[Data excerpts]
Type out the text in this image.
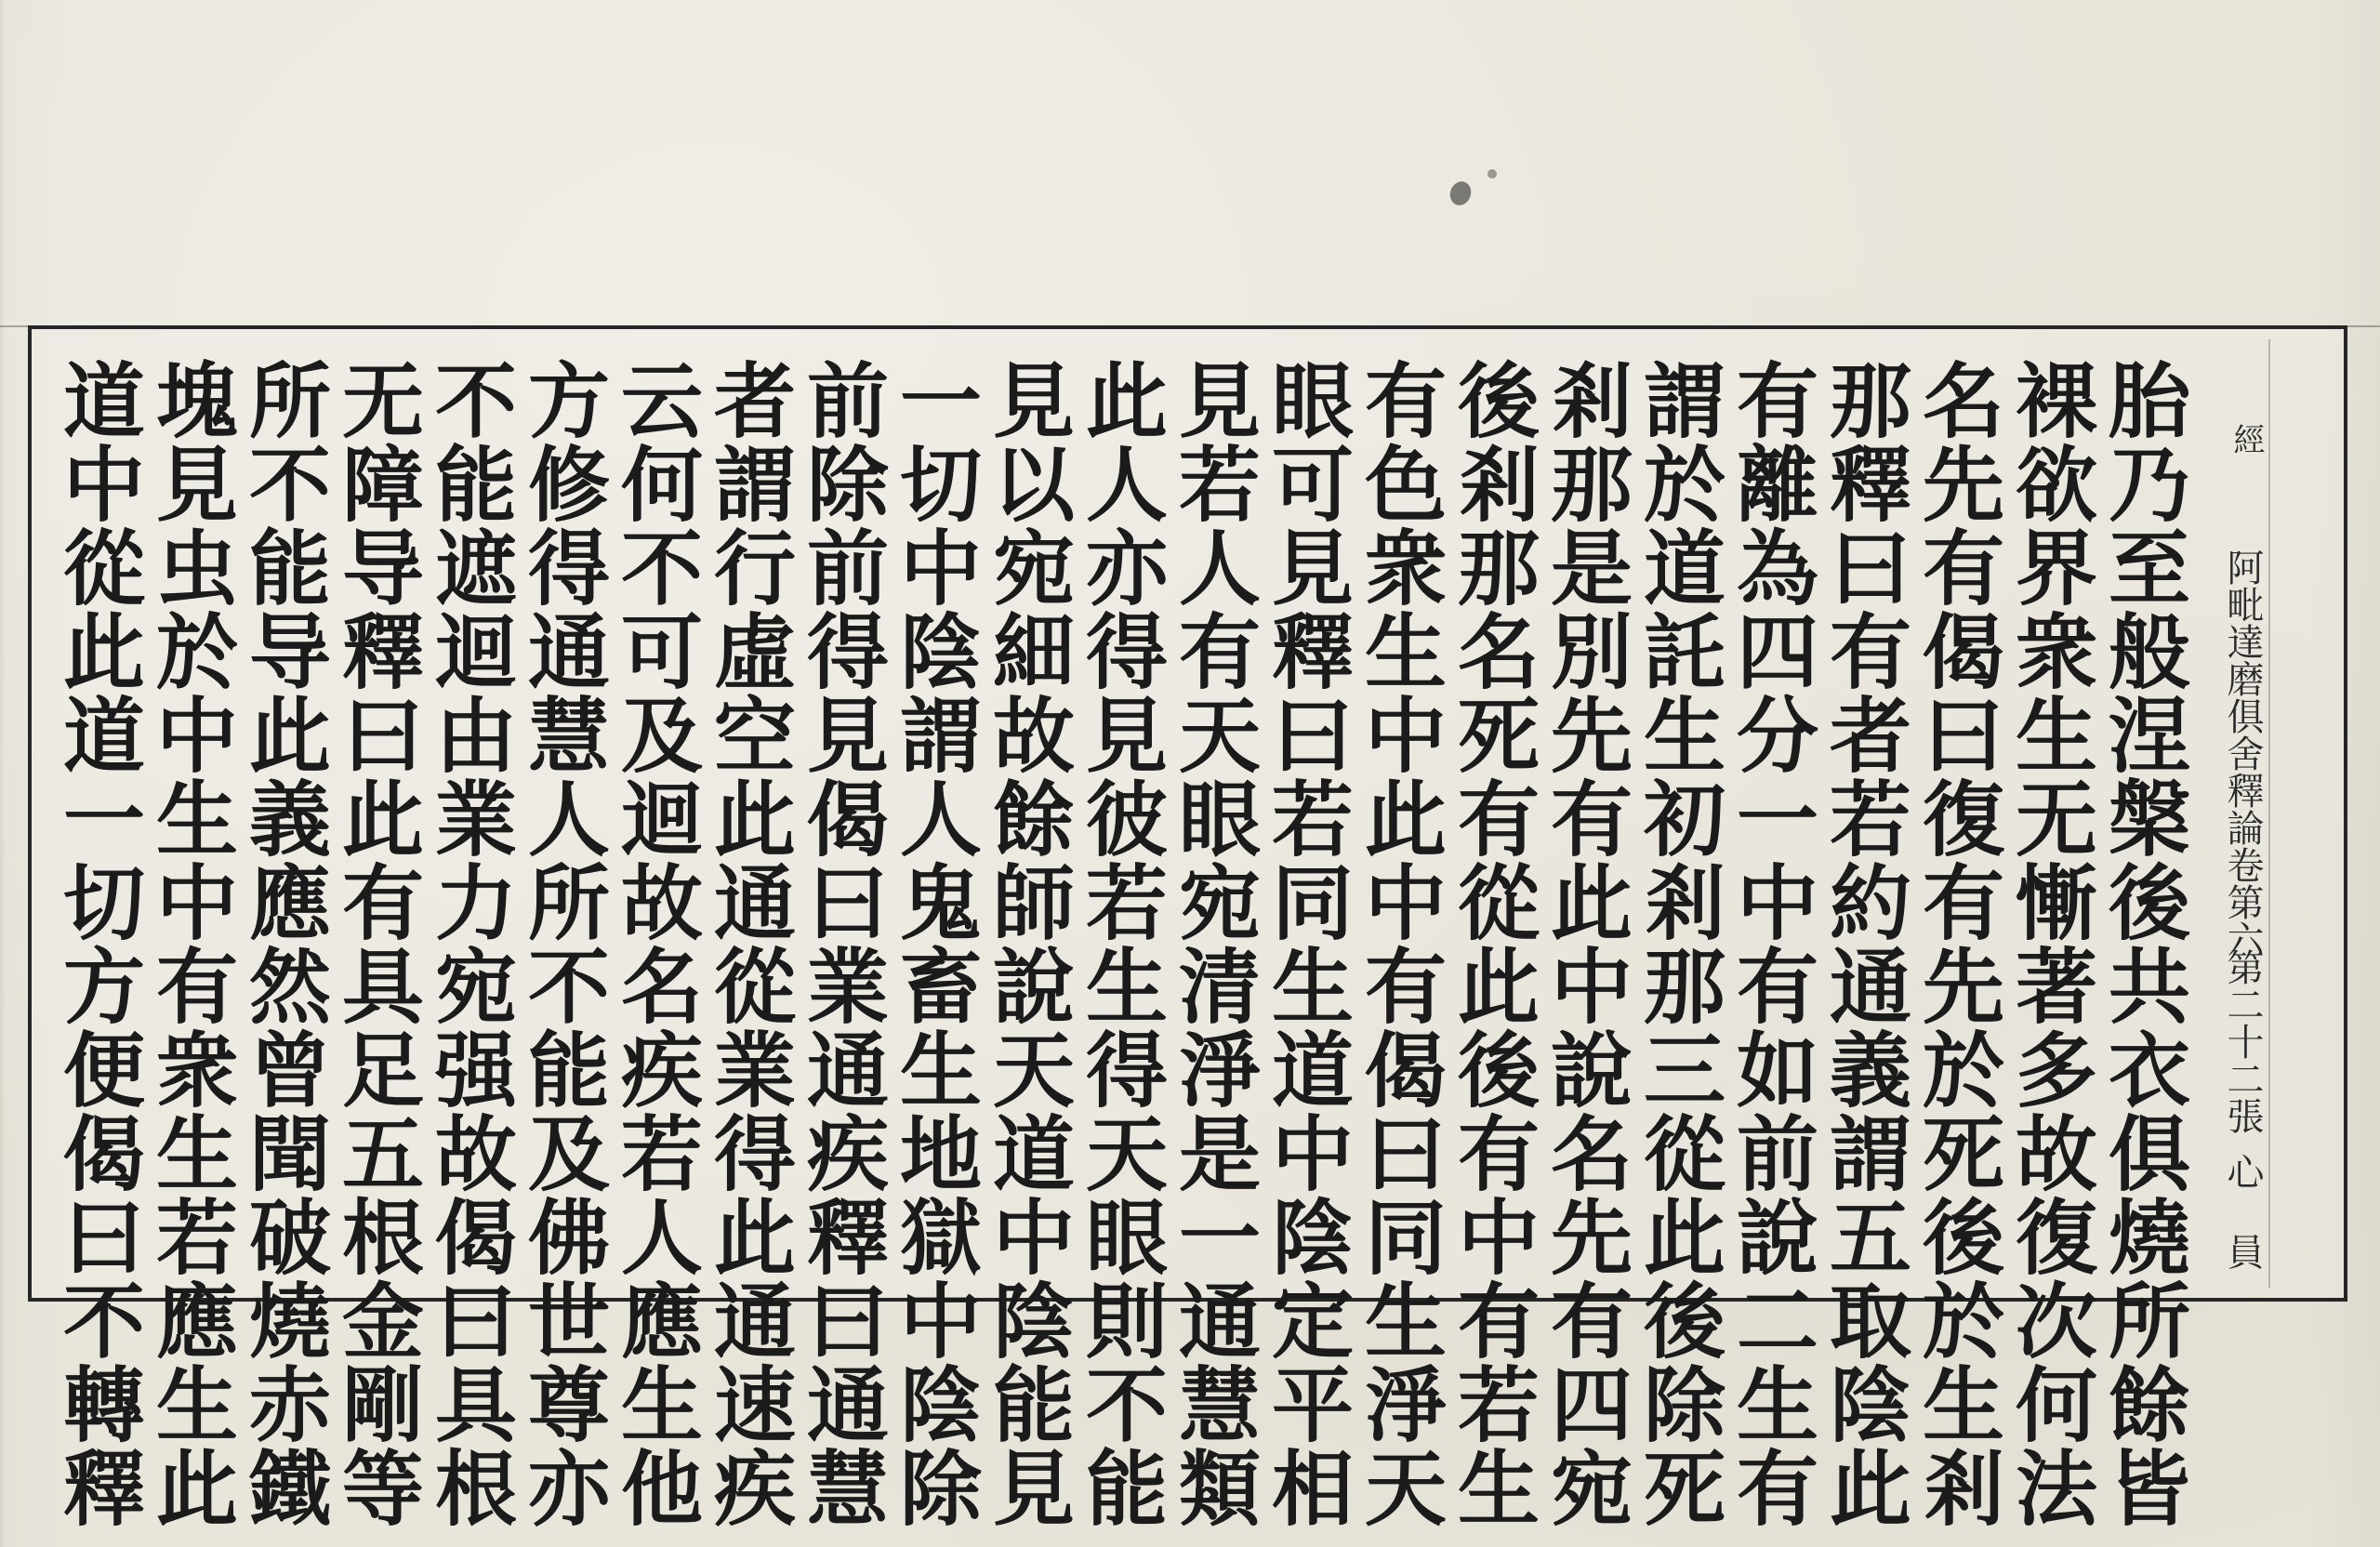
經
阿毗達磨俱舍釋論卷第六
第二十二張
心 員
胎乃至般涅槃後共衣俱燒所餘皆
裸欲界衆生无慚著多故復次何法
名先有偈曰復有先於死後於生剎
那釋曰有者若約通義謂五取陰此
有離為四分一中有如前說二生有
謂於道託生初剎那三從此後除死
剎那是別先有此中說名先有四宛
後剎那名死有從此後有中有若生
有色衆生中此中有偈曰同生淨天
眼可見釋曰若同生道中陰定平相
見若人有天眼宛清淨是一通慧類
此人亦得見彼若生得天眼則不能
見以宛細故餘師說天道中陰能見
一切中陰謂人鬼畜生地獄中陰除
前除前得見偈曰業通疾釋曰通慧
者謂行虛空此通從業得此通速疾
云何不可及迴故名疾若人應生他
方修得通慧人所不能及佛世尊亦
不能遮迴由業力宛强故偈曰具根
无障导釋曰此有具足五根金剛等
所不能导此義應然曾聞破燒赤鐵
塊見虫於中生中有衆生若應生此
道中從此道一切方便偈曰不轉釋
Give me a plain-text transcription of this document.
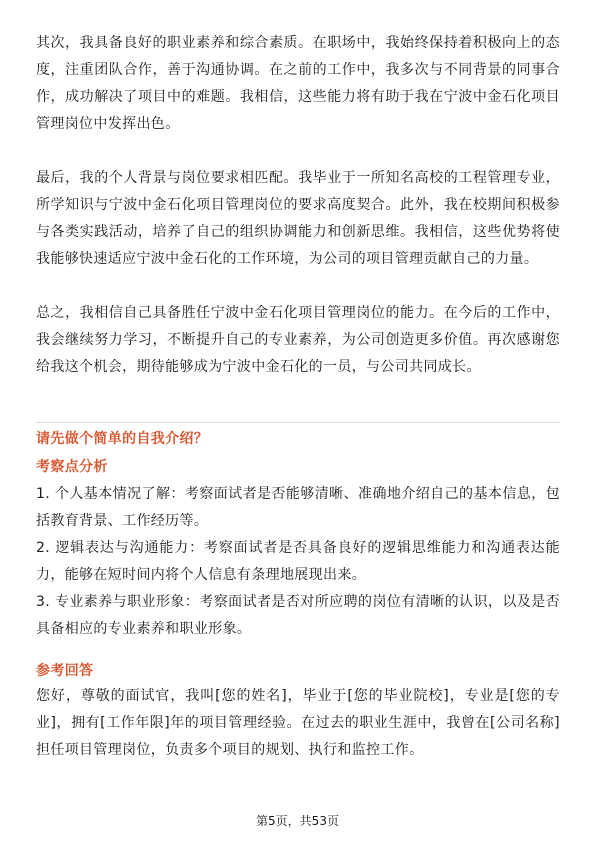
其次，我具备良好的职业素养和综合素质。在职场中，我始终保持着积极向上的态度，注重团队合作，善于沟通协调。在之前的工作中，我多次与不同背景的同事合作，成功解决了项目中的难题。我相信，这些能力将有助于我在宁波中金石化项目管理岗位中发挥出色。

最后，我的个人背景与岗位要求相匹配。我毕业于一所知名高校的工程管理专业，所学知识与宁波中金石化项目管理岗位的要求高度契合。此外，我在校期间积极参与各类实践活动，培养了自己的组织协调能力和创新思维。我相信，这些优势将使我能够快速适应宁波中金石化的工作环境，为公司的项目管理贡献自己的力量。

总之，我相信自己具备胜任宁波中金石化项目管理岗位的能力。在今后的工作中，我会继续努力学习，不断提升自己的专业素养，为公司创造更多价值。再次感谢您给我这个机会，期待能够成为宁波中金石化的一员，与公司共同成长。

请先做个简单的自我介绍？
考察点分析

1. 个人基本情况了解：考察面试者是否能够清晰、准确地介绍自己的基本信息，包括教育背景、工作经历等。

2. 逻辑表达与沟通能力：考察面试者是否具备良好的逻辑思维能力和沟通表达能力，能够在短时间内将个人信息有条理地展现出来。

3. 专业素养与职业形象：考察面试者是否对所应聘的岗位有清晰的认识，以及是否具备相应的专业素养和职业形象。

参考回答

您好，尊敬的面试官，我叫[您的姓名]，毕业于[您的毕业院校]，专业是[您的专业]，拥有[工作年限]年的项目管理经验。在过去的职业生涯中，我曾在[公司名称]担任项目管理岗位，负责多个项目的规划、执行和监控工作。

第5页，共53页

→ The request
Reproduce the records above exactly, leaving out every picture they contain.

→ Answer to the task
Type out the text in this image.
經
阿毗達磨俱舍釋論卷第六
第二十二張
心 員
胎乃至般涅槃後共衣俱燒所餘皆
裸欲界衆生无慚著多故復次何法
名先有偈曰復有先於死後於生剎
那釋曰有者若約通義謂五取陰此
有離為四分一中有如前說二生有
謂於道託生初剎那三從此後除死
剎那是別先有此中說名先有四宛
後剎那名死有從此後有中有若生
有色衆生中此中有偈曰同生淨天
眼可見釋曰若同生道中陰定平相
見若人有天眼宛清淨是一通慧類
此人亦得見彼若生得天眼則不能
見以宛細故餘師說天道中陰能見
一切中陰謂人鬼畜生地獄中陰除
前除前得見偈曰業通疾釋曰通慧
者謂行虛空此通從業得此通速疾
云何不可及迴故名疾若人應生他
方修得通慧人所不能及佛世尊亦
不能遮迴由業力宛强故偈曰具根
无障导釋曰此有具足五根金剛等
所不能导此義應然曾聞破燒赤鐵
塊見虫於中生中有衆生若應生此
道中從此道一切方便偈曰不轉釋
Give me a plain-text transcription of this document.
其次，我具备良好的职业素养和综合素质。在职场中，我始终保持着积极向上的态度，注重团队合作，善于沟通协调。在之前的工作中，我多次与不同背景的同事合作，成功解决了项目中的难题。我相信，这些能力将有助于我在宁波中金石化项目管理岗位中发挥出色。

最后，我的个人背景与岗位要求相匹配。我毕业于一所知名高校的工程管理专业，所学知识与宁波中金石化项目管理岗位的要求高度契合。此外，我在校期间积极参与各类实践活动，培养了自己的组织协调能力和创新思维。我相信，这些优势将使我能够快速适应宁波中金石化的工作环境，为公司的项目管理贡献自己的力量。

总之，我相信自己具备胜任宁波中金石化项目管理岗位的能力。在今后的工作中，我会继续努力学习，不断提升自己的专业素养，为公司创造更多价值。再次感谢您给我这个机会，期待能够成为宁波中金石化的一员，与公司共同成长。

请先做个简单的自我介绍？
考察点分析

1. 个人基本情况了解：考察面试者是否能够清晰、准确地介绍自己的基本信息，包括教育背景、工作经历等。

2. 逻辑表达与沟通能力：考察面试者是否具备良好的逻辑思维能力和沟通表达能力，能够在短时间内将个人信息有条理地展现出来。

3. 专业素养与职业形象：考察面试者是否对所应聘的岗位有清晰的认识，以及是否具备相应的专业素养和职业形象。

参考回答

您好，尊敬的面试官，我叫[您的姓名]，毕业于[您的毕业院校]，专业是[您的专业]，拥有[工作年限]年的项目管理经验。在过去的职业生涯中，我曾在[公司名称]担任项目管理岗位，负责多个项目的规划、执行和监控工作。

第5页，共53页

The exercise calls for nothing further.